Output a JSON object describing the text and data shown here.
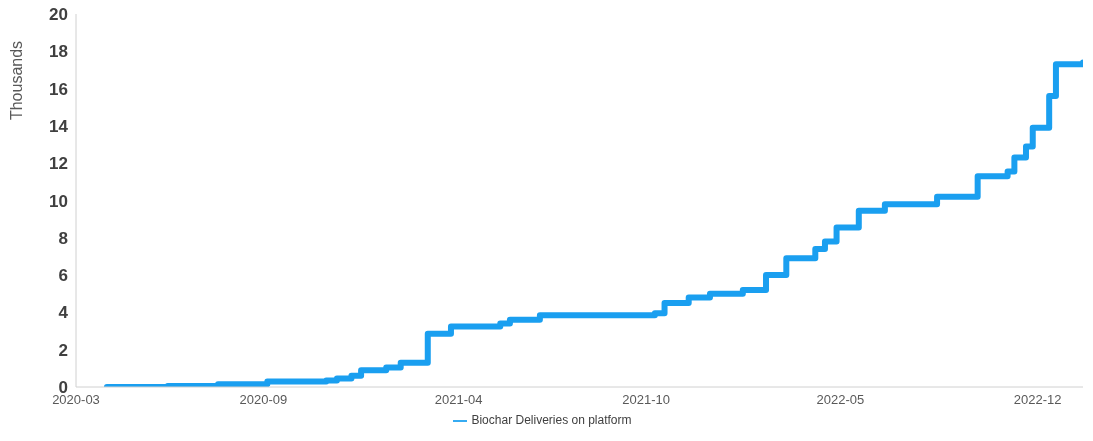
{
  "chart_data": {
    "type": "step",
    "ylabel": "Thousands",
    "legend": "bottom",
    "x": [
      "2020-04-21",
      "2020-06-23",
      "2020-08-14",
      "2020-10-04",
      "2020-12-04",
      "2020-12-15",
      "2020-12-30",
      "2021-01-09",
      "2021-02-04",
      "2021-02-19",
      "2021-03-19",
      "2021-04-12",
      "2021-06-02",
      "2021-06-12",
      "2021-07-13",
      "2021-11-09",
      "2021-11-19",
      "2021-12-14",
      "2022-01-05",
      "2022-02-08",
      "2022-03-04",
      "2022-03-25",
      "2022-04-24",
      "2022-05-04",
      "2022-05-16",
      "2022-06-08",
      "2022-07-05",
      "2022-08-28",
      "2022-10-09",
      "2022-11-09",
      "2022-11-16",
      "2022-11-28",
      "2022-12-05",
      "2022-12-22",
      "2022-12-29",
      "2023-01-26"
    ],
    "series": [
      {
        "name": "Biochar Deliveries on platform",
        "color": "#1a9ff0",
        "values": [
          0,
          0.05,
          0.15,
          0.3,
          0.35,
          0.45,
          0.6,
          0.9,
          1.05,
          1.3,
          2.85,
          3.25,
          3.4,
          3.6,
          3.85,
          3.95,
          4.5,
          4.8,
          5.0,
          5.2,
          6.0,
          6.9,
          7.4,
          7.8,
          8.55,
          9.45,
          9.8,
          10.2,
          11.3,
          11.55,
          12.3,
          12.9,
          13.9,
          15.6,
          17.3,
          17.4
        ]
      }
    ],
    "xlim": [
      "2020-03-20",
      "2023-01-26"
    ],
    "xticks": [
      {
        "value": "2020-03-20",
        "label": "2020-03"
      },
      {
        "value": "2020-09-30",
        "label": "2020-09"
      },
      {
        "value": "2021-04-20",
        "label": "2021-04"
      },
      {
        "value": "2021-10-31",
        "label": "2021-10"
      },
      {
        "value": "2022-05-20",
        "label": "2022-05"
      },
      {
        "value": "2022-12-10",
        "label": "2022-12"
      }
    ],
    "ylim": [
      0,
      20
    ],
    "yticks": [
      0,
      2,
      4,
      6,
      8,
      10,
      12,
      14,
      16,
      18,
      20
    ]
  }
}
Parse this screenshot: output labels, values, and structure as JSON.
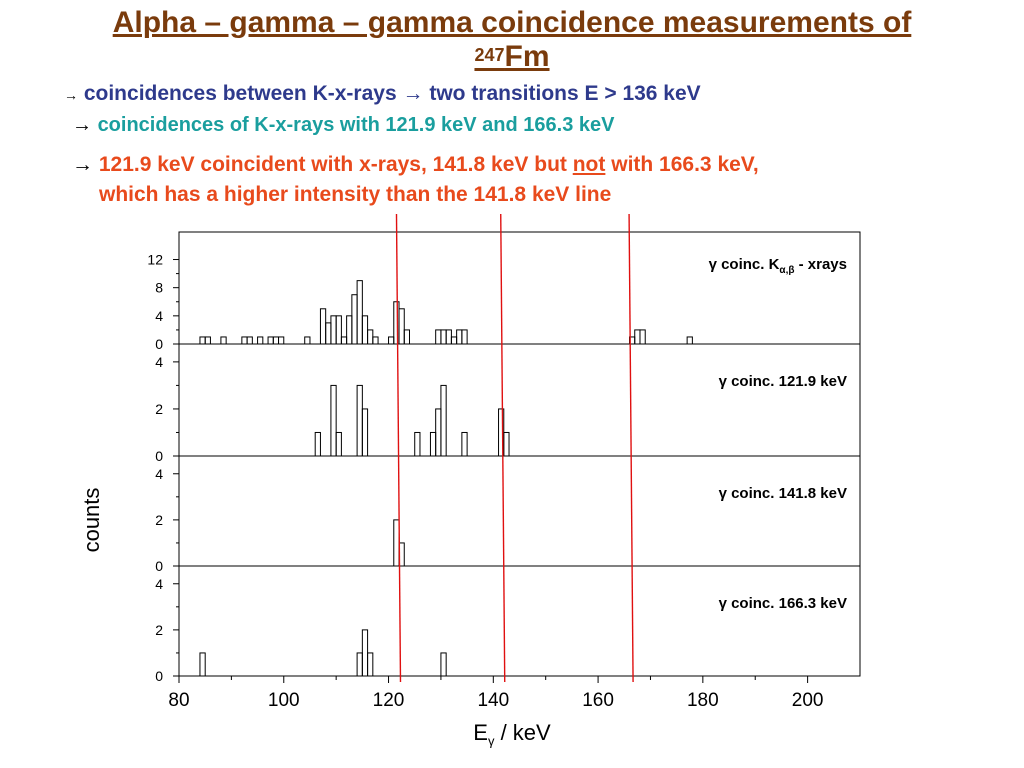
{
  "title": {
    "line1": "Alpha – gamma – gamma coincidence measurements of",
    "sup": "247",
    "element": "Fm"
  },
  "bullets": [
    {
      "arrow": "→",
      "text1": "coincidences between K-x-rays",
      "arrow2": "→",
      "text2": "two transitions E > 136 keV"
    },
    {
      "arrow": "→",
      "text": "coincidences of K-x-rays with 121.9 keV and 166.3 keV"
    },
    {
      "arrow": "→",
      "line1a": "121.9 keV coincident with x-rays, 141.8 keV but",
      "line1u": "not",
      "line1b": "with 166.3 keV,",
      "line2": "which has a higher intensity than the 141.8 keV line"
    }
  ],
  "chart_data": {
    "type": "histogram",
    "xlabel": "E",
    "xlabel_sub": "γ",
    "xlabel_unit": " / keV",
    "ylabel": "counts",
    "xlim": [
      80,
      210
    ],
    "xticks": [
      80,
      100,
      120,
      140,
      160,
      180,
      200
    ],
    "vertical_lines": [
      121.9,
      141.8,
      166.3
    ],
    "bin_width": 1,
    "panels": [
      {
        "label": "γ coinc. K",
        "label_sub": "α,β",
        "label_suffix": " - xrays",
        "ylim": [
          0,
          14
        ],
        "yticks": [
          0,
          4,
          8,
          12
        ],
        "bins": [
          [
            84,
            1
          ],
          [
            85,
            1
          ],
          [
            88,
            1
          ],
          [
            92,
            1
          ],
          [
            93,
            1
          ],
          [
            95,
            1
          ],
          [
            97,
            1
          ],
          [
            98,
            1
          ],
          [
            99,
            1
          ],
          [
            104,
            1
          ],
          [
            107,
            5
          ],
          [
            108,
            3
          ],
          [
            109,
            4
          ],
          [
            110,
            4
          ],
          [
            111,
            1
          ],
          [
            112,
            4
          ],
          [
            113,
            7
          ],
          [
            114,
            9
          ],
          [
            115,
            4
          ],
          [
            116,
            2
          ],
          [
            117,
            1
          ],
          [
            120,
            1
          ],
          [
            121,
            6
          ],
          [
            122,
            5
          ],
          [
            123,
            2
          ],
          [
            129,
            2
          ],
          [
            130,
            2
          ],
          [
            131,
            2
          ],
          [
            132,
            1
          ],
          [
            133,
            2
          ],
          [
            134,
            2
          ],
          [
            166,
            1
          ],
          [
            167,
            2
          ],
          [
            168,
            2
          ],
          [
            177,
            1
          ]
        ]
      },
      {
        "label": "γ coinc. 121.9 keV",
        "ylim": [
          0,
          4.5
        ],
        "yticks": [
          0,
          2,
          4
        ],
        "bins": [
          [
            106,
            1
          ],
          [
            109,
            3
          ],
          [
            110,
            1
          ],
          [
            114,
            3
          ],
          [
            115,
            2
          ],
          [
            125,
            1
          ],
          [
            128,
            1
          ],
          [
            129,
            2
          ],
          [
            130,
            3
          ],
          [
            134,
            1
          ],
          [
            141,
            2
          ],
          [
            142,
            1
          ]
        ]
      },
      {
        "label": "γ coinc. 141.8 keV",
        "ylim": [
          0,
          4.5
        ],
        "yticks": [
          0,
          2,
          4
        ],
        "bins": [
          [
            121,
            2
          ],
          [
            122,
            1
          ]
        ]
      },
      {
        "label": "γ coinc. 166.3 keV",
        "ylim": [
          0,
          4.5
        ],
        "yticks": [
          0,
          2,
          4
        ],
        "bins": [
          [
            84,
            1
          ],
          [
            114,
            1
          ],
          [
            115,
            2
          ],
          [
            116,
            1
          ],
          [
            130,
            1
          ]
        ]
      }
    ]
  }
}
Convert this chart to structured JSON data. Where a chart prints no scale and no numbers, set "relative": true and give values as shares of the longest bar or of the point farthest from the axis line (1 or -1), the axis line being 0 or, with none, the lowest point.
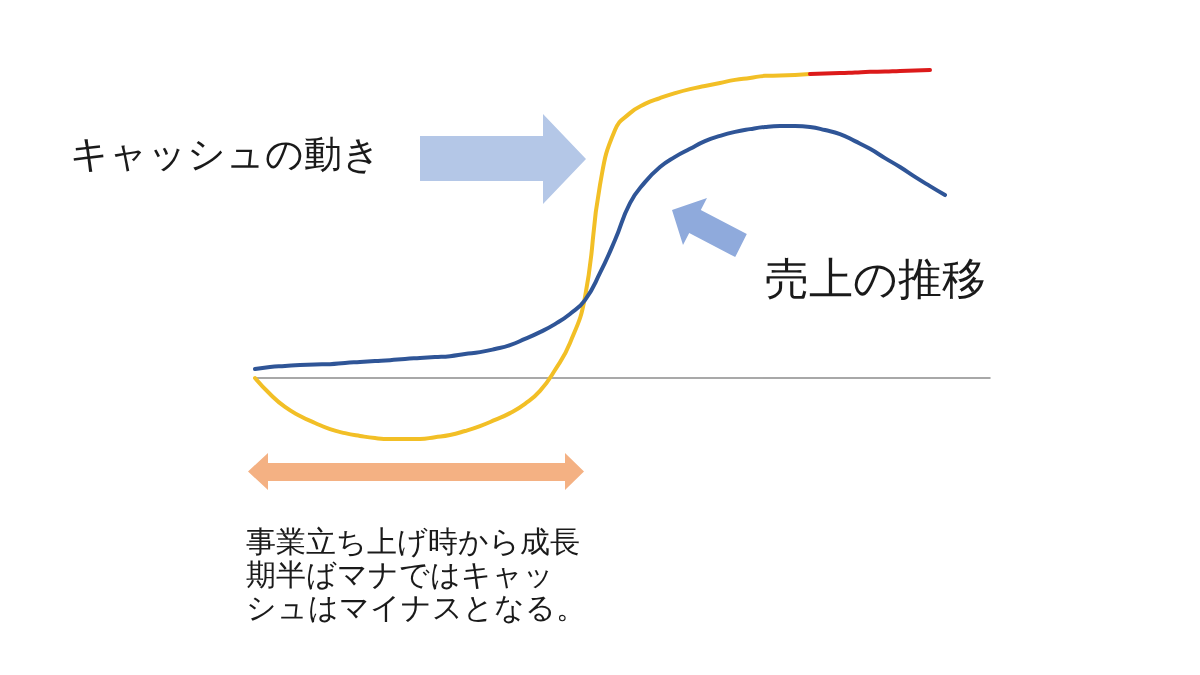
{
  "chart_data": {
    "type": "line",
    "relative": true,
    "categories": [
      null,
      null,
      null,
      null,
      null,
      null,
      null,
      null,
      null,
      null,
      null,
      null,
      null,
      null,
      null,
      null,
      null,
      null,
      null,
      null,
      null,
      null,
      null,
      null,
      null,
      null,
      null,
      null,
      null,
      null,
      null,
      null,
      null,
      null,
      null,
      null,
      null,
      null,
      null,
      null,
      null,
      null,
      null,
      null,
      null,
      null,
      null,
      null,
      null,
      null
    ],
    "series": [
      {
        "color": "#f2bf26",
        "values": [
          0,
          -0.052,
          -0.094,
          -0.123,
          -0.146,
          -0.166,
          -0.179,
          -0.188,
          -0.195,
          -0.198,
          -0.198,
          -0.198,
          -0.192,
          -0.185,
          -0.172,
          -0.156,
          -0.136,
          -0.114,
          -0.084,
          -0.042,
          0.026,
          0.114,
          0.263,
          0.627,
          0.805,
          0.86,
          0.89,
          0.909,
          0.925,
          0.938,
          0.948,
          0.958,
          0.968,
          0.974,
          0.981,
          0.982,
          0.984,
          0.987,
          null,
          null,
          null,
          null,
          null,
          null,
          null,
          null,
          null,
          null,
          null,
          null
        ]
      },
      {
        "color": "#dc1a1a",
        "values": [
          null,
          null,
          null,
          null,
          null,
          null,
          null,
          null,
          null,
          null,
          null,
          null,
          null,
          null,
          null,
          null,
          null,
          null,
          null,
          null,
          null,
          null,
          null,
          null,
          null,
          null,
          null,
          null,
          null,
          null,
          null,
          null,
          null,
          null,
          null,
          null,
          null,
          0.987,
          0.989,
          0.99,
          0.992,
          0.994,
          0.995,
          0.997,
          0.998,
          1,
          null,
          null,
          null,
          null
        ]
      },
      {
        "color": "#2f5597",
        "values": [
          0.029,
          0.036,
          0.039,
          0.042,
          0.044,
          0.045,
          0.049,
          0.052,
          0.055,
          0.058,
          0.062,
          0.065,
          0.068,
          0.071,
          0.078,
          0.084,
          0.094,
          0.107,
          0.127,
          0.149,
          0.175,
          0.208,
          0.253,
          0.341,
          0.448,
          0.568,
          0.636,
          0.685,
          0.718,
          0.744,
          0.769,
          0.786,
          0.799,
          0.808,
          0.815,
          0.818,
          0.818,
          0.815,
          0.805,
          0.792,
          0.769,
          0.744,
          0.714,
          0.685,
          0.653,
          0.623,
          0.594,
          null,
          null,
          null
        ]
      }
    ],
    "annotations": [
      "キャッシュの動き",
      "売上の推移",
      "事業立ち上げ時から成長期半ばマナではキャッシュはマイナスとなる。"
    ]
  }
}
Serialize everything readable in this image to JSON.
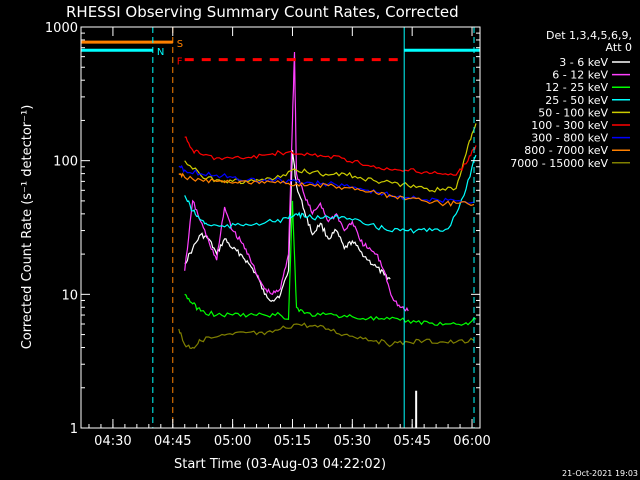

______________________________

* **AIM OF THE EXERCISE**:
Point out every line holding the string "with" and copy it.

* **EXPECTED ANSWER**:
      "text": "coincidences of K-x-rays with 121.9 keV and 166.3 keV"
      "line1a": "121.9 keV coincident with x-rays, 141.8 keV but",
      "line1b": "with 166.3 keV,",
Convert this chart to structured JSON data. Where a chart prints no scale and no numbers, set "relative": true and give values as shares of the longest bar or of the point farthest from the axis line (1 or -1), the axis line being 0 or, with none, the lowest point.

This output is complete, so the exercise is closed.